## TASK TO CARRY OUT
Go through the entries below and retype them exactly, omitting each picture.

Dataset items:

▽

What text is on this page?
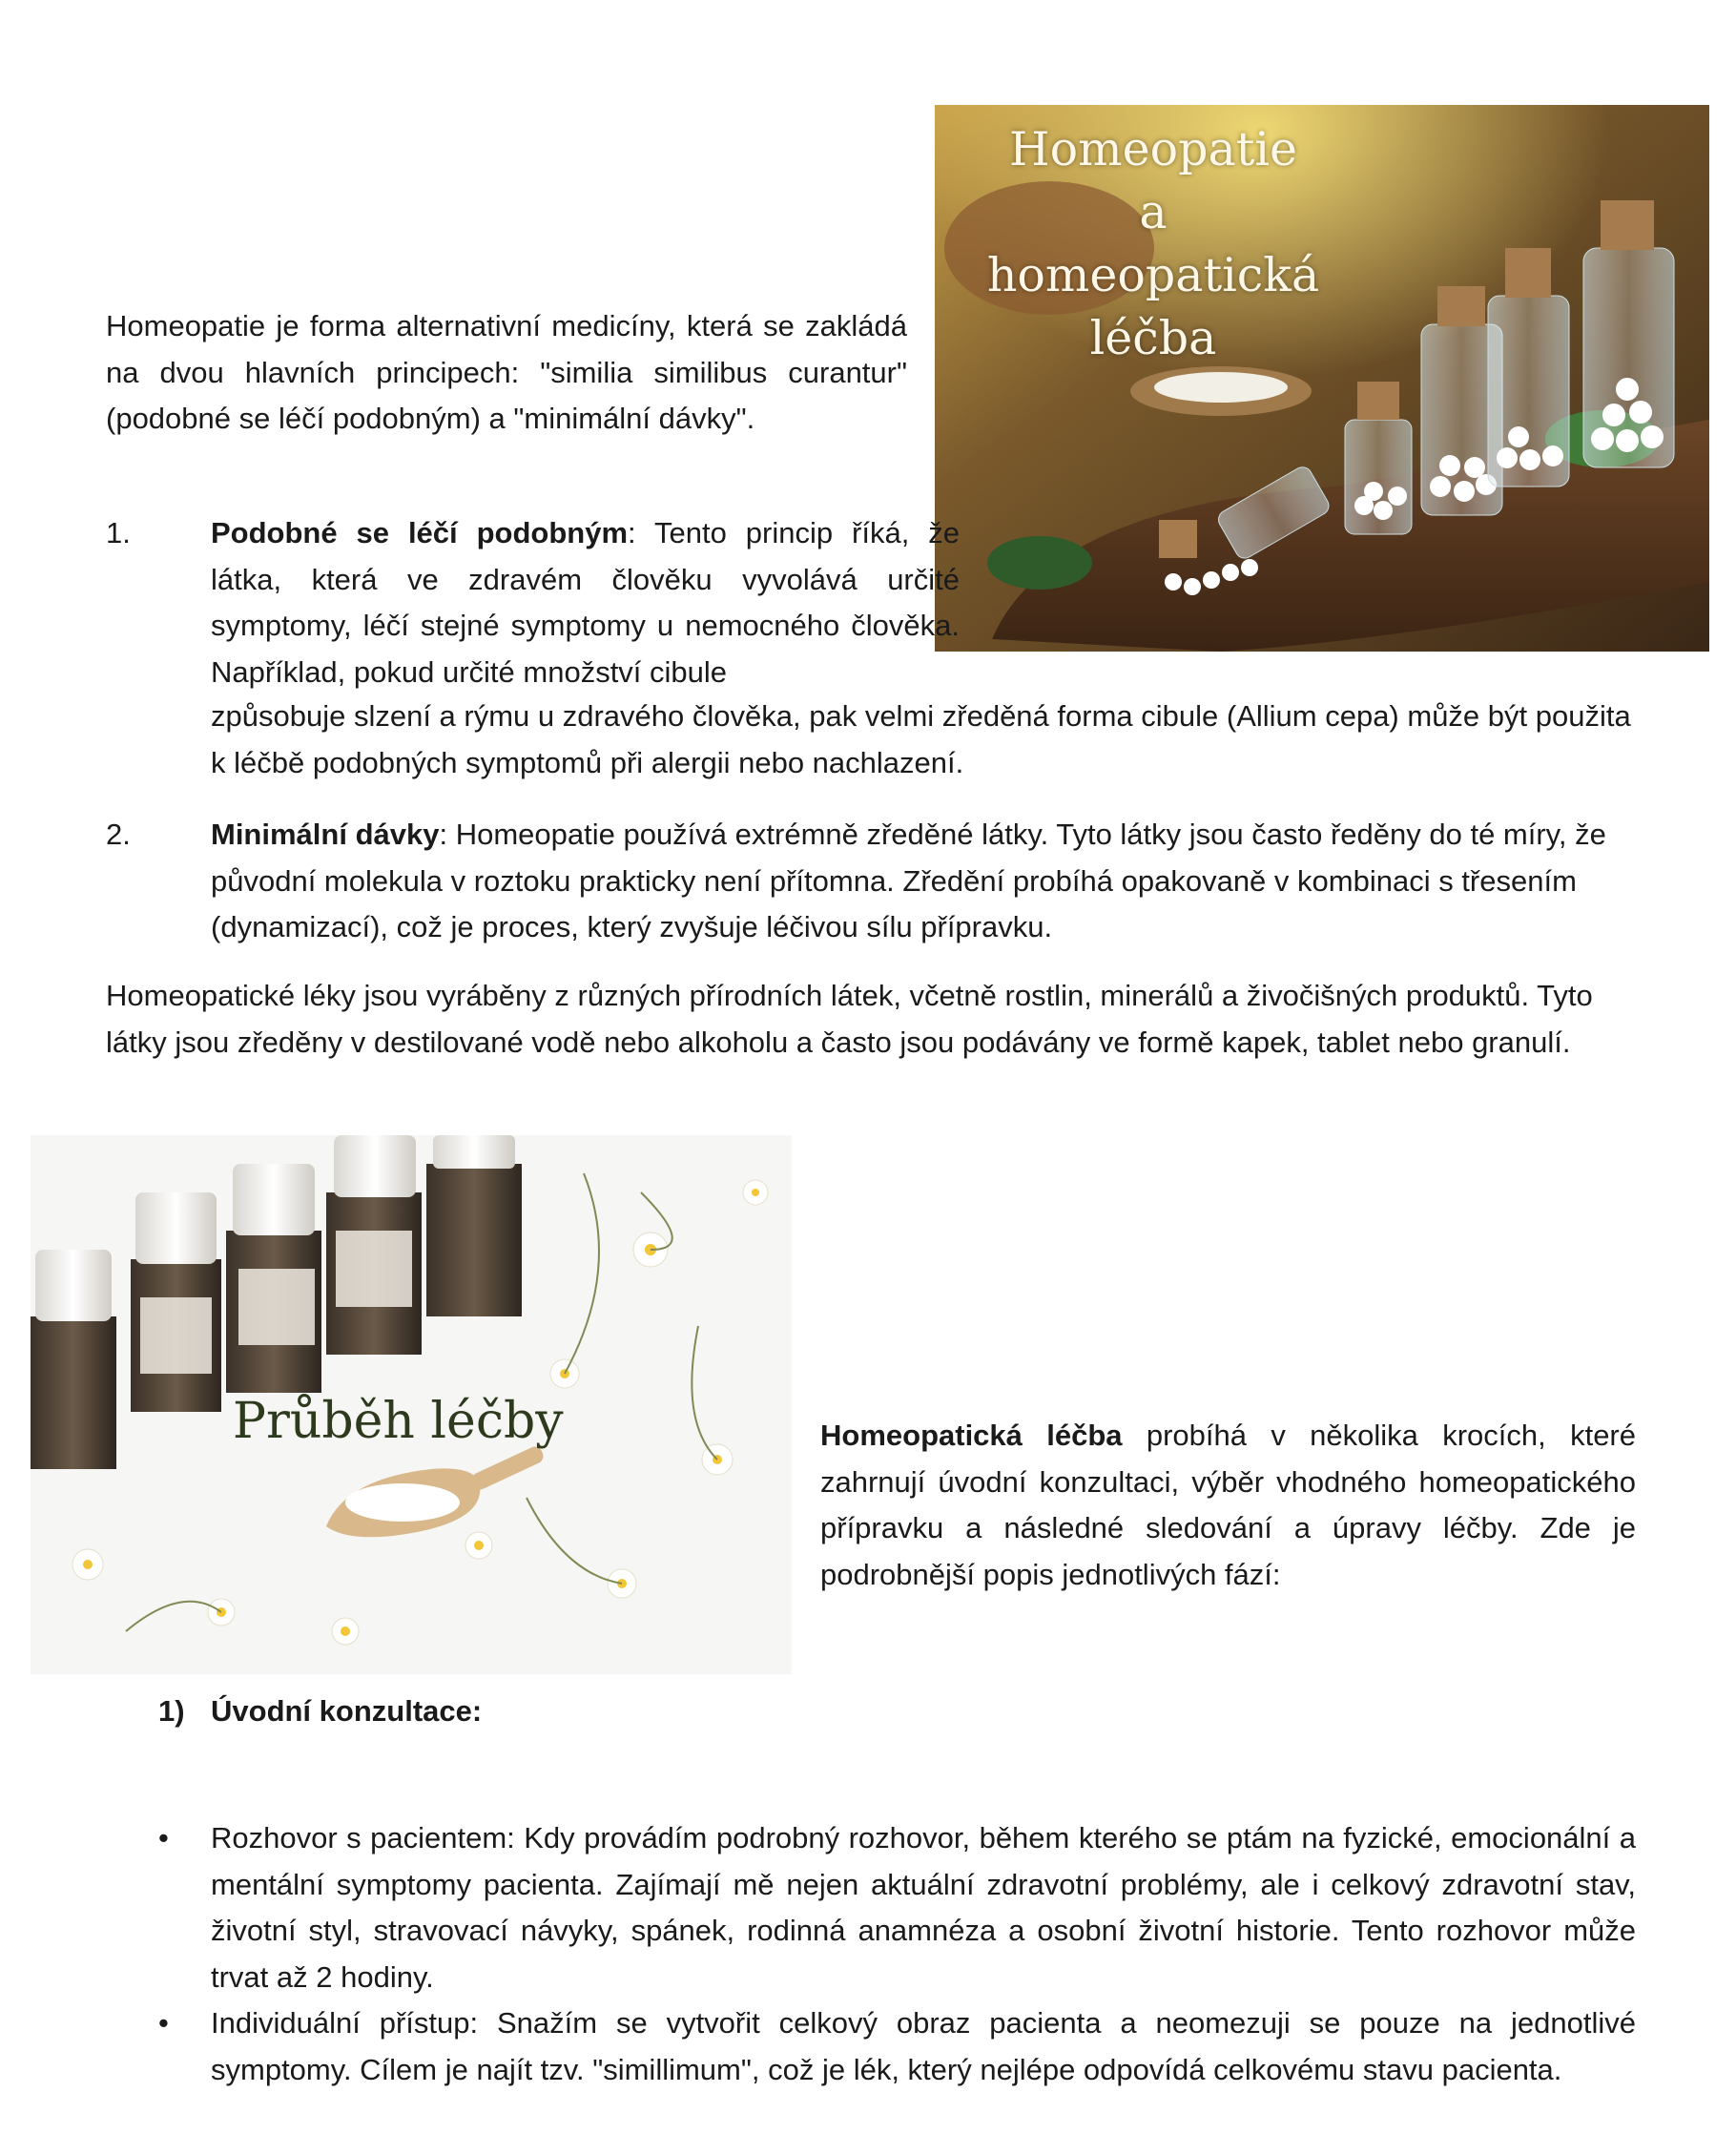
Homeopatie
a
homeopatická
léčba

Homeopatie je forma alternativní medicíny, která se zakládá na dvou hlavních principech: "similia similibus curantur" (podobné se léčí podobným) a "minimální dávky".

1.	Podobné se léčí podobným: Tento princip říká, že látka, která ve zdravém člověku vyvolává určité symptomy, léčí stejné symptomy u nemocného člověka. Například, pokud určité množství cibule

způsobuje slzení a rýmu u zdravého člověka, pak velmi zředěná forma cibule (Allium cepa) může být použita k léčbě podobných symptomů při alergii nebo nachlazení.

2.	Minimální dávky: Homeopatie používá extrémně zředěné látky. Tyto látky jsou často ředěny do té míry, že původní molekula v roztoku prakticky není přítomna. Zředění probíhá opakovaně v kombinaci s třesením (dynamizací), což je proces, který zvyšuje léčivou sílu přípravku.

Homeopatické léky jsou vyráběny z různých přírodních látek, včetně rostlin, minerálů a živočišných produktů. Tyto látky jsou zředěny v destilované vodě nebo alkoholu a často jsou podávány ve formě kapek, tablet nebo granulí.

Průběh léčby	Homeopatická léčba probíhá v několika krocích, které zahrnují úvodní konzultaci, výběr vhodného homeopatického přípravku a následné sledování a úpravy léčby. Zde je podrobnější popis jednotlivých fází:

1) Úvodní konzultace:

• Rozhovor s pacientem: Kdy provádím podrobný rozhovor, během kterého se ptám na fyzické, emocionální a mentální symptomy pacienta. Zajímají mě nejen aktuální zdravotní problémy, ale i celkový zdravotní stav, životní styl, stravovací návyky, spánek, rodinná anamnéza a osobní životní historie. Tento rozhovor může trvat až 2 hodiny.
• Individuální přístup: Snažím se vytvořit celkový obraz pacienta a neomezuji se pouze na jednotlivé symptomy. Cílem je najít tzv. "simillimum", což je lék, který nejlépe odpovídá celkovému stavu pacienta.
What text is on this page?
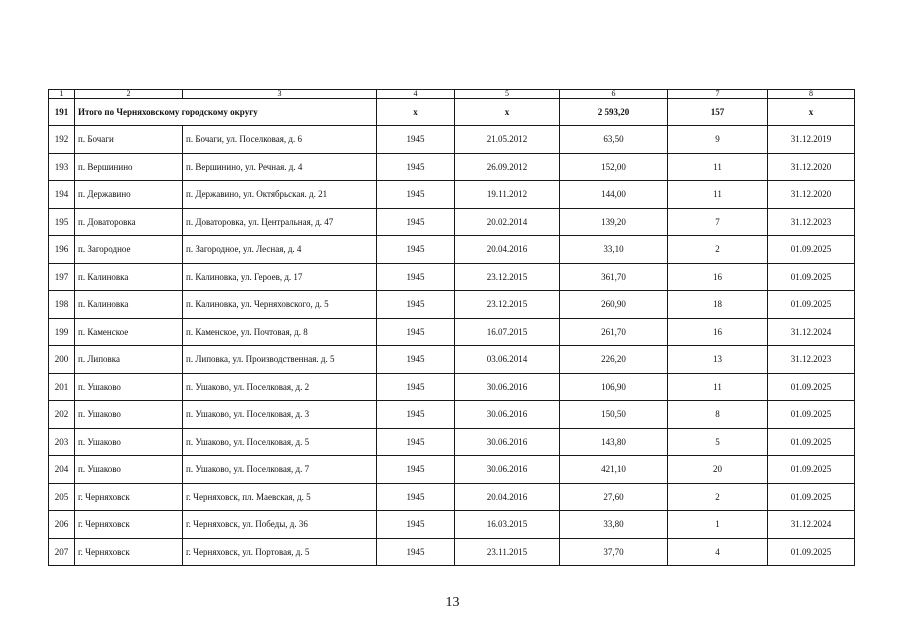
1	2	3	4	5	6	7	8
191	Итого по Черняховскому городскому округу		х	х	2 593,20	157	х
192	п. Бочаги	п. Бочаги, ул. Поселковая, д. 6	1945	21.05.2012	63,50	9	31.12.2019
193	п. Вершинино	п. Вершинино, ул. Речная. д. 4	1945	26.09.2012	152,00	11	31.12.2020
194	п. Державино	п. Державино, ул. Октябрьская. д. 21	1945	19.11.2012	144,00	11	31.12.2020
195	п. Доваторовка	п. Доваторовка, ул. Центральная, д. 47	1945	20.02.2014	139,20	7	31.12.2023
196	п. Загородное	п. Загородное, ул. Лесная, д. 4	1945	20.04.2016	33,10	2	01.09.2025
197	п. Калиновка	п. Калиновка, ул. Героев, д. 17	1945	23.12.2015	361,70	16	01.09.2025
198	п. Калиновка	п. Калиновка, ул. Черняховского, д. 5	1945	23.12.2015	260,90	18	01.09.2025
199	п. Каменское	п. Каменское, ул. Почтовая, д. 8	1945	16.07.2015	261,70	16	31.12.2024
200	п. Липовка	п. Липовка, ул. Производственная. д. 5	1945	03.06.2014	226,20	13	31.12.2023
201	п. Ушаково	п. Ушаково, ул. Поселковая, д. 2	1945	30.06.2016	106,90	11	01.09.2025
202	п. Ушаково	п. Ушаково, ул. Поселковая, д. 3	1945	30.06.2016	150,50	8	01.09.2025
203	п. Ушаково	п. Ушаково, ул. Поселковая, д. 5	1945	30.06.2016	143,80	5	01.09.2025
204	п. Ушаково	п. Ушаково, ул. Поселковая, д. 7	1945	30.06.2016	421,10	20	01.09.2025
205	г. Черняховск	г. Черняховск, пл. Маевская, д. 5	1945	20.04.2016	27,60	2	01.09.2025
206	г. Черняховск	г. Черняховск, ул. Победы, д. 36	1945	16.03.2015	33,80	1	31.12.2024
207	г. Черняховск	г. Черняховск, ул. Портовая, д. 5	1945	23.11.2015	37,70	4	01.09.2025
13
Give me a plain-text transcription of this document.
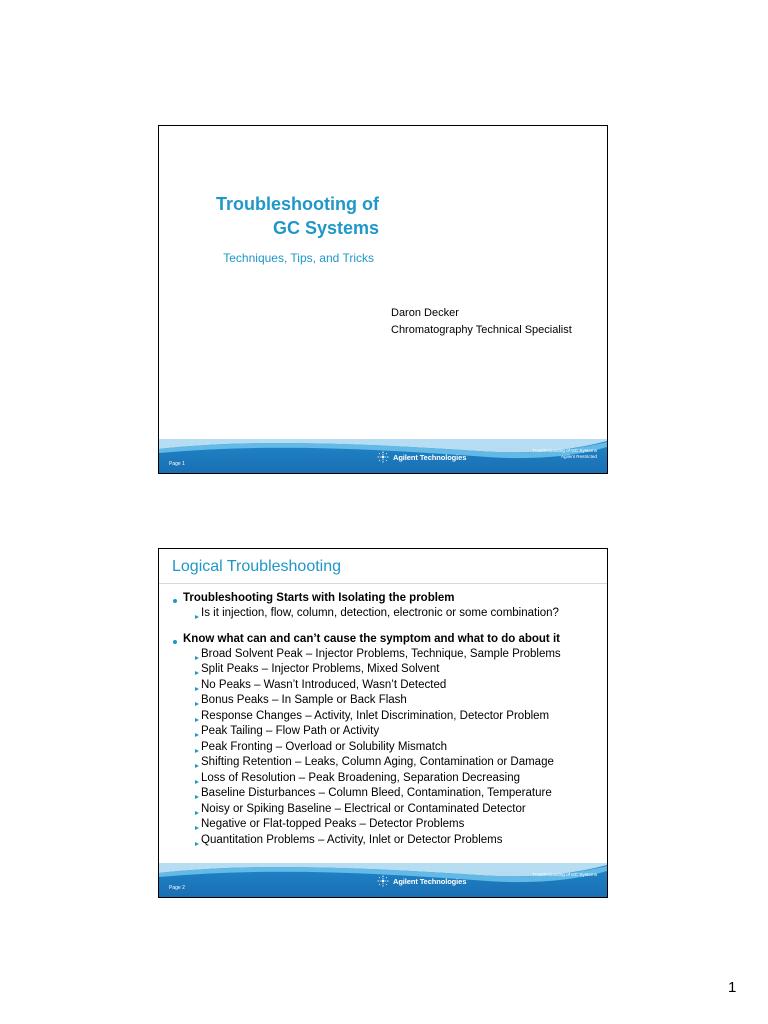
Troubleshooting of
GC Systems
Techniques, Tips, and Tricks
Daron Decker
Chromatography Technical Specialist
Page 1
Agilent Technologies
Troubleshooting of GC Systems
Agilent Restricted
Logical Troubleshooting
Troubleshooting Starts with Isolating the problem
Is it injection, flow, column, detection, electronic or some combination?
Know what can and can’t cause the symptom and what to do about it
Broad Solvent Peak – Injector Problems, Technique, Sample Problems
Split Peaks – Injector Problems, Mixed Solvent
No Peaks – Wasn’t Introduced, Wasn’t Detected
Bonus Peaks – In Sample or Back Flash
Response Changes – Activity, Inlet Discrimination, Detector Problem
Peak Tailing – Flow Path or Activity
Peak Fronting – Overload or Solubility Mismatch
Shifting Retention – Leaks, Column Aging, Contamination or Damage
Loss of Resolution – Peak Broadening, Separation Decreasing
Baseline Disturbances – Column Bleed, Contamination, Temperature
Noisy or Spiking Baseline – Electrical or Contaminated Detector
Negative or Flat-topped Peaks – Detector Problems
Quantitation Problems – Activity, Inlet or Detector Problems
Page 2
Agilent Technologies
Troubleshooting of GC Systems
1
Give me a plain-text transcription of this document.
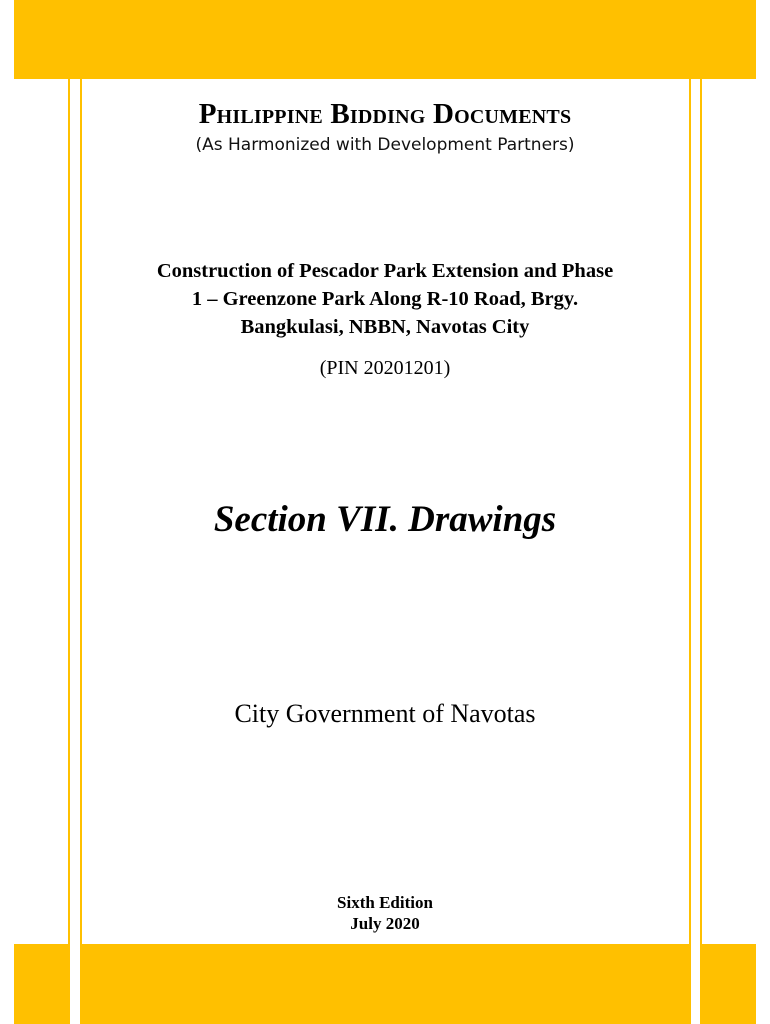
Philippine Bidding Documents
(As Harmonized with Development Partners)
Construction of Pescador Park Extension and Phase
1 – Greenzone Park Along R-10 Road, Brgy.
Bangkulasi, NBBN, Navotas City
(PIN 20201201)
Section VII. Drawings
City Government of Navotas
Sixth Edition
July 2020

△

## RESULT
What text is on this page?
Homeopatie
a
homeopatická
léčba

Homeopatie je forma alternativní medicíny, která se zakládá na dvou hlavních principech: "similia similibus curantur" (podobné se léčí podobným) a "minimální dávky".

1.	Podobné se léčí podobným: Tento princip říká, že látka, která ve zdravém člověku vyvolává určité symptomy, léčí stejné symptomy u nemocného člověka. Například, pokud určité množství cibule

způsobuje slzení a rýmu u zdravého člověka, pak velmi zředěná forma cibule (Allium cepa) může být použita k léčbě podobných symptomů při alergii nebo nachlazení.

2.	Minimální dávky: Homeopatie používá extrémně zředěné látky. Tyto látky jsou často ředěny do té míry, že původní molekula v roztoku prakticky není přítomna. Zředění probíhá opakovaně v kombinaci s třesením (dynamizací), což je proces, který zvyšuje léčivou sílu přípravku.

Homeopatické léky jsou vyráběny z různých přírodních látek, včetně rostlin, minerálů a živočišných produktů. Tyto látky jsou zředěny v destilované vodě nebo alkoholu a často jsou podávány ve formě kapek, tablet nebo granulí.

Průběh léčby	Homeopatická léčba probíhá v několika krocích, které zahrnují úvodní konzultaci, výběr vhodného homeopatického přípravku a následné sledování a úpravy léčby. Zde je podrobnější popis jednotlivých fází:

1) Úvodní konzultace:

• Rozhovor s pacientem: Kdy provádím podrobný rozhovor, během kterého se ptám na fyzické, emocionální a mentální symptomy pacienta. Zajímají mě nejen aktuální zdravotní problémy, ale i celkový zdravotní stav, životní styl, stravovací návyky, spánek, rodinná anamnéza a osobní životní historie. Tento rozhovor může trvat až 2 hodiny.
• Individuální přístup: Snažím se vytvořit celkový obraz pacienta a neomezuji se pouze na jednotlivé symptomy. Cílem je najít tzv. "simillimum", což je lék, který nejlépe odpovídá celkovému stavu pacienta.
What text is on this page?
1	2	3	4	5	6	7	8
191	Итого по Черняховскому городскому округу		х	х	2 593,20	157	х
192	п. Бочаги	п. Бочаги, ул. Поселковая, д. 6	1945	21.05.2012	63,50	9	31.12.2019
193	п. Вершинино	п. Вершинино, ул. Речная. д. 4	1945	26.09.2012	152,00	11	31.12.2020
194	п. Державино	п. Державино, ул. Октябрьская. д. 21	1945	19.11.2012	144,00	11	31.12.2020
195	п. Доваторовка	п. Доваторовка, ул. Центральная, д. 47	1945	20.02.2014	139,20	7	31.12.2023
196	п. Загородное	п. Загородное, ул. Лесная, д. 4	1945	20.04.2016	33,10	2	01.09.2025
197	п. Калиновка	п. Калиновка, ул. Героев, д. 17	1945	23.12.2015	361,70	16	01.09.2025
198	п. Калиновка	п. Калиновка, ул. Черняховского, д. 5	1945	23.12.2015	260,90	18	01.09.2025
199	п. Каменское	п. Каменское, ул. Почтовая, д. 8	1945	16.07.2015	261,70	16	31.12.2024
200	п. Липовка	п. Липовка, ул. Производственная. д. 5	1945	03.06.2014	226,20	13	31.12.2023
201	п. Ушаково	п. Ушаково, ул. Поселковая, д. 2	1945	30.06.2016	106,90	11	01.09.2025
202	п. Ушаково	п. Ушаково, ул. Поселковая, д. 3	1945	30.06.2016	150,50	8	01.09.2025
203	п. Ушаково	п. Ушаково, ул. Поселковая, д. 5	1945	30.06.2016	143,80	5	01.09.2025
204	п. Ушаково	п. Ушаково, ул. Поселковая, д. 7	1945	30.06.2016	421,10	20	01.09.2025
205	г. Черняховск	г. Черняховск, пл. Маевская, д. 5	1945	20.04.2016	27,60	2	01.09.2025
206	г. Черняховск	г. Черняховск, ул. Победы, д. 36	1945	16.03.2015	33,80	1	31.12.2024
207	г. Черняховск	г. Черняховск, ул. Портовая, д. 5	1945	23.11.2015	37,70	4	01.09.2025
13
Give me a plain-text transcription of this document.
Troubleshooting of
GC Systems
Techniques, Tips, and Tricks
Daron Decker
Chromatography Technical Specialist
Page 1
Agilent Technologies
Troubleshooting of GC Systems
Agilent Restricted
Logical Troubleshooting
Troubleshooting Starts with Isolating the problem
Is it injection, flow, column, detection, electronic or some combination?
Know what can and can’t cause the symptom and what to do about it
Broad Solvent Peak – Injector Problems, Technique, Sample Problems
Split Peaks – Injector Problems, Mixed Solvent
No Peaks – Wasn’t Introduced, Wasn’t Detected
Bonus Peaks – In Sample or Back Flash
Response Changes – Activity, Inlet Discrimination, Detector Problem
Peak Tailing – Flow Path or Activity
Peak Fronting – Overload or Solubility Mismatch
Shifting Retention – Leaks, Column Aging, Contamination or Damage
Loss of Resolution – Peak Broadening, Separation Decreasing
Baseline Disturbances – Column Bleed, Contamination, Temperature
Noisy or Spiking Baseline – Electrical or Contaminated Detector
Negative or Flat-topped Peaks – Detector Problems
Quantitation Problems – Activity, Inlet or Detector Problems
Page 2
Agilent Technologies
Troubleshooting of GC Systems
1
Give me a plain-text transcription of this document.
Philippine Bidding Documents
(As Harmonized with Development Partners)
Construction of Pescador Park Extension and Phase
1 – Greenzone Park Along R-10 Road, Brgy.
Bangkulasi, NBBN, Navotas City
(PIN 20201201)
Section VII. Drawings
City Government of Navotas
Sixth Edition
July 2020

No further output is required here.